## [RECORDS SHOWN]
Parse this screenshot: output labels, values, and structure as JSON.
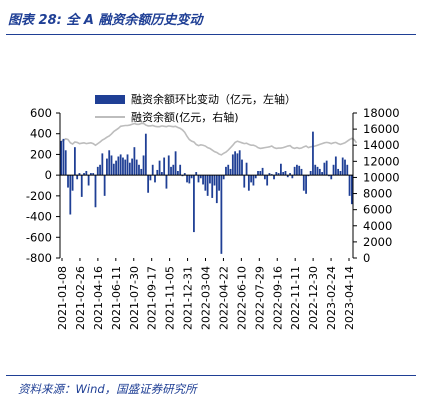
{
  "figure": {
    "title": "图表 28:  全 A 融资余额历史变动",
    "source": "资料来源：Wind，国盛证券研究所"
  },
  "colors": {
    "bars": "#1f3f95",
    "line": "#bdbdbd",
    "accent": "#1f3f95"
  },
  "chart_data": {
    "type": "bar",
    "legend_position": "top",
    "grid": false,
    "x_tick_labels": [
      "2021-01-08",
      "2021-02-26",
      "2021-04-16",
      "2021-06-11",
      "2021-07-30",
      "2021-09-17",
      "2021-11-05",
      "2021-12-31",
      "2022-03-04",
      "2022-04-22",
      "2022-06-10",
      "2022-07-29",
      "2022-09-16",
      "2022-11-11",
      "2022-12-30",
      "2023-02-24",
      "2023-04-14"
    ],
    "y_left": {
      "ylim": [
        -800,
        600
      ],
      "ticks": [
        -800,
        -600,
        -400,
        -200,
        0,
        200,
        400,
        600
      ]
    },
    "y_right": {
      "ylim": [
        0,
        18000
      ],
      "ticks": [
        0,
        2000,
        4000,
        6000,
        8000,
        10000,
        12000,
        14000,
        16000,
        18000
      ]
    },
    "series": [
      {
        "name": "融资余额环比变动（亿元，左轴）",
        "kind": "bar",
        "axis": "left",
        "values": [
          330,
          350,
          240,
          -120,
          -380,
          -150,
          270,
          -40,
          20,
          -210,
          20,
          40,
          -100,
          20,
          20,
          -310,
          80,
          100,
          210,
          -200,
          160,
          240,
          190,
          110,
          140,
          180,
          200,
          170,
          150,
          200,
          120,
          160,
          270,
          150,
          100,
          60,
          190,
          400,
          -170,
          -50,
          100,
          -70,
          50,
          140,
          30,
          170,
          -130,
          190,
          80,
          100,
          230,
          40,
          100,
          -10,
          20,
          -70,
          -80,
          -30,
          -550,
          30,
          -70,
          -30,
          -90,
          -150,
          -200,
          -80,
          -220,
          -100,
          -270,
          -150,
          -760,
          -40,
          80,
          100,
          60,
          200,
          230,
          210,
          240,
          150,
          -120,
          120,
          -150,
          -70,
          -100,
          -30,
          40,
          40,
          70,
          -40,
          -100,
          20,
          10,
          -40,
          30,
          20,
          110,
          30,
          40,
          -20,
          20,
          -30,
          80,
          100,
          90,
          60,
          -150,
          -180,
          -10,
          40,
          420,
          100,
          80,
          60,
          30,
          120,
          140,
          -10,
          -40,
          100,
          180,
          60,
          40,
          170,
          150,
          100,
          -200,
          -280
        ]
      },
      {
        "name": "融资余额(亿元，右轴)",
        "kind": "line",
        "axis": "right",
        "values": [
          14450,
          14600,
          14800,
          14700,
          14300,
          14150,
          14400,
          14350,
          14200,
          14250,
          14300,
          14200,
          14250,
          14300,
          14200,
          14000,
          14200,
          14400,
          14650,
          14800,
          15000,
          15150,
          15400,
          15700,
          15900,
          16100,
          16350,
          16400,
          16450,
          16450,
          16500,
          16600,
          16700,
          16600,
          16600,
          16700,
          16700,
          16500,
          16400,
          16400,
          16450,
          16350,
          16300,
          16300,
          16400,
          16350,
          16300,
          16400,
          16350,
          16300,
          16350,
          16200,
          16100,
          15900,
          15600,
          15100,
          14700,
          14500,
          14400,
          14100,
          13950,
          14050,
          14000,
          13900,
          13700,
          13600,
          13400,
          13200,
          13100,
          12900,
          12800,
          13000,
          13150,
          13400,
          13700,
          14000,
          14350,
          14500,
          14400,
          14300,
          14200,
          14250,
          14100,
          14000,
          14000,
          13900,
          13700,
          13600,
          13650,
          13700,
          13750,
          13800,
          13900,
          13700,
          13600,
          13650,
          13650,
          13700,
          13800,
          13900,
          13950,
          13700,
          13600,
          13700,
          13600,
          13650,
          13800,
          13900,
          13700,
          13800,
          13850,
          13900,
          14000,
          14100,
          14200,
          14300,
          14350,
          14300,
          14200,
          14300,
          14350,
          14200,
          14100,
          14200,
          14300,
          14500,
          14700,
          14850,
          14700,
          14300
        ]
      }
    ]
  }
}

## [OBJECTIVE]
Transcribe each entry above exactly, apart from the pictures.

## [RESULT FOR THIS TASK]
Parse this screenshot: output labels, values, and structure as JSON.
{
  "figure": {
    "title": "图表 28:  全 A 融资余额历史变动",
    "source": "资料来源：Wind，国盛证券研究所"
  },
  "colors": {
    "bars": "#1f3f95",
    "line": "#bdbdbd",
    "accent": "#1f3f95"
  },
  "chart_data": {
    "type": "bar",
    "legend_position": "top",
    "grid": false,
    "x_tick_labels": [
      "2021-01-08",
      "2021-02-26",
      "2021-04-16",
      "2021-06-11",
      "2021-07-30",
      "2021-09-17",
      "2021-11-05",
      "2021-12-31",
      "2022-03-04",
      "2022-04-22",
      "2022-06-10",
      "2022-07-29",
      "2022-09-16",
      "2022-11-11",
      "2022-12-30",
      "2023-02-24",
      "2023-04-14"
    ],
    "y_left": {
      "ylim": [
        -800,
        600
      ],
      "ticks": [
        -800,
        -600,
        -400,
        -200,
        0,
        200,
        400,
        600
      ]
    },
    "y_right": {
      "ylim": [
        0,
        18000
      ],
      "ticks": [
        0,
        2000,
        4000,
        6000,
        8000,
        10000,
        12000,
        14000,
        16000,
        18000
      ]
    },
    "series": [
      {
        "name": "融资余额环比变动（亿元，左轴）",
        "kind": "bar",
        "axis": "left",
        "values": [
          330,
          350,
          240,
          -120,
          -380,
          -150,
          270,
          -40,
          20,
          -210,
          20,
          40,
          -100,
          20,
          20,
          -310,
          80,
          100,
          210,
          -200,
          160,
          240,
          190,
          110,
          140,
          180,
          200,
          170,
          150,
          200,
          120,
          160,
          270,
          150,
          100,
          60,
          190,
          400,
          -170,
          -50,
          100,
          -70,
          50,
          140,
          30,
          170,
          -130,
          190,
          80,
          100,
          230,
          40,
          100,
          -10,
          20,
          -70,
          -80,
          -30,
          -550,
          30,
          -70,
          -30,
          -90,
          -150,
          -200,
          -80,
          -220,
          -100,
          -270,
          -150,
          -760,
          -40,
          80,
          100,
          60,
          200,
          230,
          210,
          240,
          150,
          -120,
          120,
          -150,
          -70,
          -100,
          -30,
          40,
          40,
          70,
          -40,
          -100,
          20,
          10,
          -40,
          30,
          20,
          110,
          30,
          40,
          -20,
          20,
          -30,
          80,
          100,
          90,
          60,
          -150,
          -180,
          -10,
          40,
          420,
          100,
          80,
          60,
          30,
          120,
          140,
          -10,
          -40,
          100,
          180,
          60,
          40,
          170,
          150,
          100,
          -200,
          -280
        ]
      },
      {
        "name": "融资余额(亿元，右轴)",
        "kind": "line",
        "axis": "right",
        "values": [
          14450,
          14600,
          14800,
          14700,
          14300,
          14150,
          14400,
          14350,
          14200,
          14250,
          14300,
          14200,
          14250,
          14300,
          14200,
          14000,
          14200,
          14400,
          14650,
          14800,
          15000,
          15150,
          15400,
          15700,
          15900,
          16100,
          16350,
          16400,
          16450,
          16450,
          16500,
          16600,
          16700,
          16600,
          16600,
          16700,
          16700,
          16500,
          16400,
          16400,
          16450,
          16350,
          16300,
          16300,
          16400,
          16350,
          16300,
          16400,
          16350,
          16300,
          16350,
          16200,
          16100,
          15900,
          15600,
          15100,
          14700,
          14500,
          14400,
          14100,
          13950,
          14050,
          14000,
          13900,
          13700,
          13600,
          13400,
          13200,
          13100,
          12900,
          12800,
          13000,
          13150,
          13400,
          13700,
          14000,
          14350,
          14500,
          14400,
          14300,
          14200,
          14250,
          14100,
          14000,
          14000,
          13900,
          13700,
          13600,
          13650,
          13700,
          13750,
          13800,
          13900,
          13700,
          13600,
          13650,
          13650,
          13700,
          13800,
          13900,
          13950,
          13700,
          13600,
          13700,
          13600,
          13650,
          13800,
          13900,
          13700,
          13800,
          13850,
          13900,
          14000,
          14100,
          14200,
          14300,
          14350,
          14300,
          14200,
          14300,
          14350,
          14200,
          14100,
          14200,
          14300,
          14500,
          14700,
          14850,
          14700,
          14300
        ]
      }
    ]
  }
}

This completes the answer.